TASK INSTRUCTIONS: Without the pictures, reproduce the entries below exactly.

PROVIDED INFORMATION:
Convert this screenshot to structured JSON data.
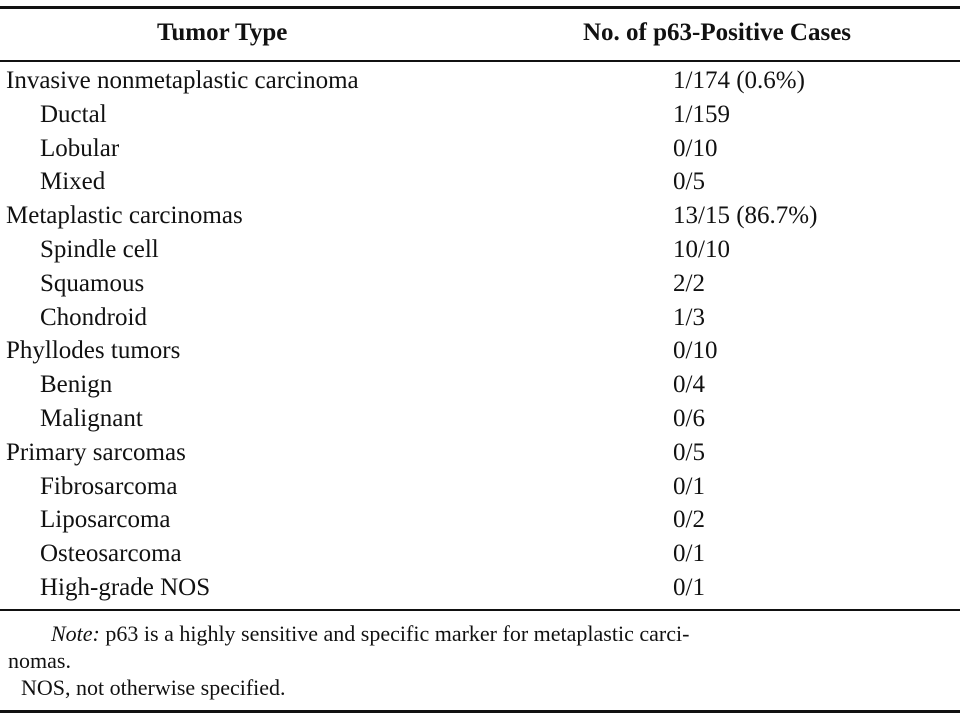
{
  "table": {
    "headers": {
      "tumor_type": "Tumor Type",
      "positive_cases": "No. of p63-Positive Cases"
    },
    "rows": [
      {
        "type": "Invasive nonmetaplastic carcinoma",
        "value": "1/174 (0.6%)",
        "indent": false
      },
      {
        "type": "Ductal",
        "value": "1/159",
        "indent": true
      },
      {
        "type": "Lobular",
        "value": "0/10",
        "indent": true
      },
      {
        "type": "Mixed",
        "value": "0/5",
        "indent": true
      },
      {
        "type": "Metaplastic carcinomas",
        "value": "13/15 (86.7%)",
        "indent": false
      },
      {
        "type": "Spindle cell",
        "value": "10/10",
        "indent": true
      },
      {
        "type": "Squamous",
        "value": "2/2",
        "indent": true
      },
      {
        "type": "Chondroid",
        "value": "1/3",
        "indent": true
      },
      {
        "type": "Phyllodes tumors",
        "value": "0/10",
        "indent": false
      },
      {
        "type": "Benign",
        "value": "0/4",
        "indent": true
      },
      {
        "type": "Malignant",
        "value": "0/6",
        "indent": true
      },
      {
        "type": "Primary sarcomas",
        "value": "0/5",
        "indent": false
      },
      {
        "type": "Fibrosarcoma",
        "value": "0/1",
        "indent": true
      },
      {
        "type": "Liposarcoma",
        "value": "0/2",
        "indent": true
      },
      {
        "type": "Osteosarcoma",
        "value": "0/1",
        "indent": true
      },
      {
        "type": "High-grade NOS",
        "value": "0/1",
        "indent": true
      }
    ]
  },
  "notes": {
    "note_label": "Note:",
    "note_text_line1": " p63 is a highly sensitive and specific marker for metaplastic carci-",
    "note_text_line2": "nomas.",
    "abbreviation": "NOS, not otherwise specified."
  }
}
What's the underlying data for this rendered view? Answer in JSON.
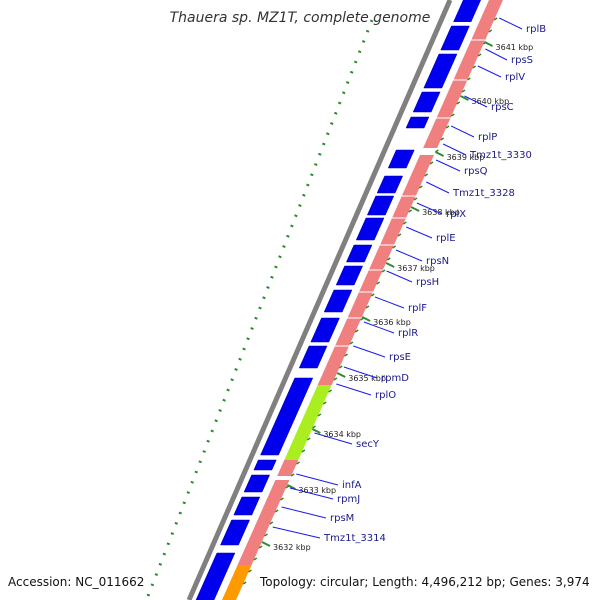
{
  "title": "Thauera sp. MZ1T, complete genome",
  "accession": "Accession: NC_011662",
  "topology": "Topology: circular; Length: 4,496,212 bp; Genes: 3,974",
  "colors": {
    "backbone": "#808080",
    "cds": "#0000ee",
    "operon": "#f08080",
    "secY": "#aaee22",
    "orange": "#ff9900",
    "label": "#1a1a8c",
    "dotted": "#2e8b2e"
  },
  "ticks": [
    "3641 kbp",
    "3640 kbp",
    "3639 kbp",
    "3638 kbp",
    "3637 kbp",
    "3636 kbp",
    "3635 kbp",
    "3634 kbp",
    "3633 kbp",
    "3632 kbp"
  ],
  "genes": [
    "rplB",
    "rpsS",
    "rplV",
    "rpsC",
    "rplP",
    "Tmz1t_3330",
    "rpsQ",
    "Tmz1t_3328",
    "rplX",
    "rplE",
    "rpsN",
    "rpsH",
    "rplF",
    "rplR",
    "rpsE",
    "rpmD",
    "rplO",
    "secY",
    "infA",
    "rpmJ",
    "rpsM",
    "Tmz1t_3314"
  ]
}
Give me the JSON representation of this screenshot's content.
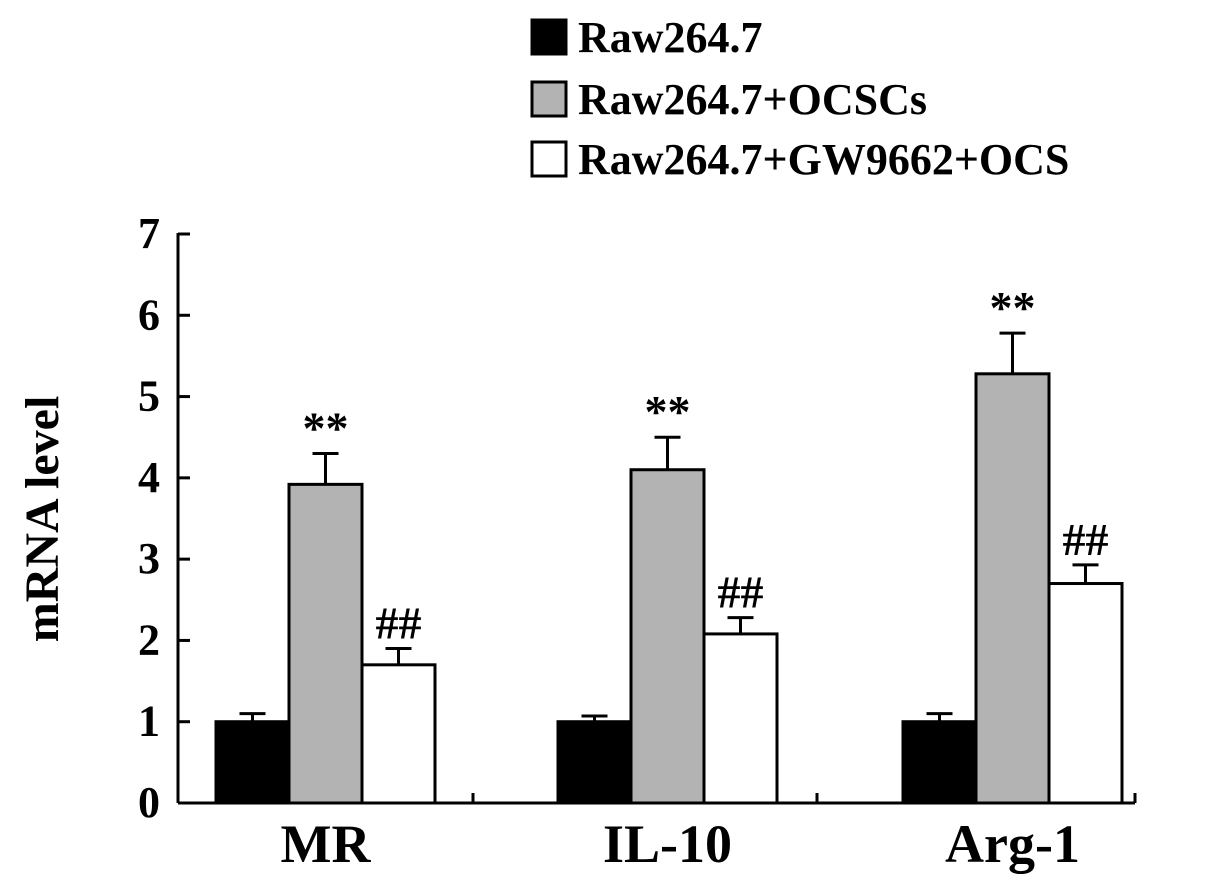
{
  "chart_data": {
    "type": "bar",
    "title": "",
    "xlabel": "",
    "ylabel": "mRNA level",
    "ylim": [
      0,
      7
    ],
    "yticks": [
      0,
      1,
      2,
      3,
      4,
      5,
      6,
      7
    ],
    "categories": [
      "MR",
      "IL-10",
      "Arg-1"
    ],
    "legend_position": "top-right",
    "series": [
      {
        "name": "Raw264.7",
        "color": "#000000",
        "values": [
          1.0,
          1.0,
          1.0
        ],
        "errors": [
          0.1,
          0.07,
          0.1
        ],
        "annotations": [
          "",
          "",
          ""
        ]
      },
      {
        "name": "Raw264.7+OCSCs",
        "color": "#b3b3b3",
        "values": [
          3.92,
          4.1,
          5.28
        ],
        "errors": [
          0.38,
          0.4,
          0.5
        ],
        "annotations": [
          "**",
          "**",
          "**"
        ]
      },
      {
        "name": "Raw264.7+GW9662+OCS",
        "color": "#ffffff",
        "values": [
          1.7,
          2.08,
          2.7
        ],
        "errors": [
          0.2,
          0.2,
          0.23
        ],
        "annotations": [
          "##",
          "##",
          "##"
        ]
      }
    ]
  }
}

WORKED SOLUTION:
Convert this screenshot to structured JSON data.
{
  "table": {
    "headers": {
      "tumor_type": "Tumor Type",
      "positive_cases": "No. of p63-Positive Cases"
    },
    "rows": [
      {
        "type": "Invasive nonmetaplastic carcinoma",
        "value": "1/174 (0.6%)",
        "indent": false
      },
      {
        "type": "Ductal",
        "value": "1/159",
        "indent": true
      },
      {
        "type": "Lobular",
        "value": "0/10",
        "indent": true
      },
      {
        "type": "Mixed",
        "value": "0/5",
        "indent": true
      },
      {
        "type": "Metaplastic carcinomas",
        "value": "13/15 (86.7%)",
        "indent": false
      },
      {
        "type": "Spindle cell",
        "value": "10/10",
        "indent": true
      },
      {
        "type": "Squamous",
        "value": "2/2",
        "indent": true
      },
      {
        "type": "Chondroid",
        "value": "1/3",
        "indent": true
      },
      {
        "type": "Phyllodes tumors",
        "value": "0/10",
        "indent": false
      },
      {
        "type": "Benign",
        "value": "0/4",
        "indent": true
      },
      {
        "type": "Malignant",
        "value": "0/6",
        "indent": true
      },
      {
        "type": "Primary sarcomas",
        "value": "0/5",
        "indent": false
      },
      {
        "type": "Fibrosarcoma",
        "value": "0/1",
        "indent": true
      },
      {
        "type": "Liposarcoma",
        "value": "0/2",
        "indent": true
      },
      {
        "type": "Osteosarcoma",
        "value": "0/1",
        "indent": true
      },
      {
        "type": "High-grade NOS",
        "value": "0/1",
        "indent": true
      }
    ]
  },
  "notes": {
    "note_label": "Note:",
    "note_text_line1": " p63 is a highly sensitive and specific marker for metaplastic carci-",
    "note_text_line2": "nomas.",
    "abbreviation": "NOS, not otherwise specified."
  }
}
What's the underlying data for this rendered view? Answer in JSON.
{
  "title": "Thauera sp. MZ1T, complete genome",
  "accession": "Accession: NC_011662",
  "topology": "Topology: circular; Length: 4,496,212 bp; Genes: 3,974",
  "colors": {
    "backbone": "#808080",
    "cds": "#0000ee",
    "operon": "#f08080",
    "secY": "#aaee22",
    "orange": "#ff9900",
    "label": "#1a1a8c",
    "dotted": "#2e8b2e"
  },
  "ticks": [
    "3641 kbp",
    "3640 kbp",
    "3639 kbp",
    "3638 kbp",
    "3637 kbp",
    "3636 kbp",
    "3635 kbp",
    "3634 kbp",
    "3633 kbp",
    "3632 kbp"
  ],
  "genes": [
    "rplB",
    "rpsS",
    "rplV",
    "rpsC",
    "rplP",
    "Tmz1t_3330",
    "rpsQ",
    "Tmz1t_3328",
    "rplX",
    "rplE",
    "rpsN",
    "rpsH",
    "rplF",
    "rplR",
    "rpsE",
    "rpmD",
    "rplO",
    "secY",
    "infA",
    "rpmJ",
    "rpsM",
    "Tmz1t_3314"
  ]
}
Give me the JSON representation of this screenshot's content.
{
  "chart_data": {
    "type": "bar",
    "title": "",
    "xlabel": "",
    "ylabel": "mRNA level",
    "ylim": [
      0,
      7
    ],
    "yticks": [
      0,
      1,
      2,
      3,
      4,
      5,
      6,
      7
    ],
    "categories": [
      "MR",
      "IL-10",
      "Arg-1"
    ],
    "legend_position": "top-right",
    "series": [
      {
        "name": "Raw264.7",
        "color": "#000000",
        "values": [
          1.0,
          1.0,
          1.0
        ],
        "errors": [
          0.1,
          0.07,
          0.1
        ],
        "annotations": [
          "",
          "",
          ""
        ]
      },
      {
        "name": "Raw264.7+OCSCs",
        "color": "#b3b3b3",
        "values": [
          3.92,
          4.1,
          5.28
        ],
        "errors": [
          0.38,
          0.4,
          0.5
        ],
        "annotations": [
          "**",
          "**",
          "**"
        ]
      },
      {
        "name": "Raw264.7+GW9662+OCS",
        "color": "#ffffff",
        "values": [
          1.7,
          2.08,
          2.7
        ],
        "errors": [
          0.2,
          0.2,
          0.23
        ],
        "annotations": [
          "##",
          "##",
          "##"
        ]
      }
    ]
  }
}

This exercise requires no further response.